* _TASK DETAILS_
Find the lines with the string "Háza" and return them.

* _INPUT DATA_
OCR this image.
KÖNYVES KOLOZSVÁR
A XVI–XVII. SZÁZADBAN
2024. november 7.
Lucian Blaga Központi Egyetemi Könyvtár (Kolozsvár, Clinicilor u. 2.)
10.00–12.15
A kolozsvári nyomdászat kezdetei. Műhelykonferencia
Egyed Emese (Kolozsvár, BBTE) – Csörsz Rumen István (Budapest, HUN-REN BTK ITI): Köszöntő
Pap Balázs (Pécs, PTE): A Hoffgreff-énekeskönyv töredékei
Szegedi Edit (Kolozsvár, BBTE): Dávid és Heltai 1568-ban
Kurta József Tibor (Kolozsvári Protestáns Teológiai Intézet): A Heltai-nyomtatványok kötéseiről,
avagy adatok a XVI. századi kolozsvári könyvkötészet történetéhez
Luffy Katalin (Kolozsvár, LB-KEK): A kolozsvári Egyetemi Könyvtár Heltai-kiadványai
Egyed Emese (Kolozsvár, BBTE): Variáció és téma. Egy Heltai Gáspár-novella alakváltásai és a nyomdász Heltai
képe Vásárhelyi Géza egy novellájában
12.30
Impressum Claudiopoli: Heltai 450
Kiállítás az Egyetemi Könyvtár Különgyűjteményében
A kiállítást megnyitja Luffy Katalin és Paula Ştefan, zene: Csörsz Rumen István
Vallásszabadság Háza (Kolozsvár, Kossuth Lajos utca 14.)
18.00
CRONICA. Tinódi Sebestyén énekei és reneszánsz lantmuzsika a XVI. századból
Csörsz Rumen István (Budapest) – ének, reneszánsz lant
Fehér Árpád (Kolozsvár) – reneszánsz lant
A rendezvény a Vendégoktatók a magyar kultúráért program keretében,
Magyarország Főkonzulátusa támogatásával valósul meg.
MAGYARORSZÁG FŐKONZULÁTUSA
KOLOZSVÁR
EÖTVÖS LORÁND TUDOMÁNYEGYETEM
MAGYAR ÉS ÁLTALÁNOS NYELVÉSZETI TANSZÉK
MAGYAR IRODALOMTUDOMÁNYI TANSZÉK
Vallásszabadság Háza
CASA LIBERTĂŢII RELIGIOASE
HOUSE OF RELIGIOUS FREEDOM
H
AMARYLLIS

* _TASK RESULT_
Vallásszabadság Háza (Kolozsvár, Kossuth Lajos utca 14.)
Vallásszabadság Háza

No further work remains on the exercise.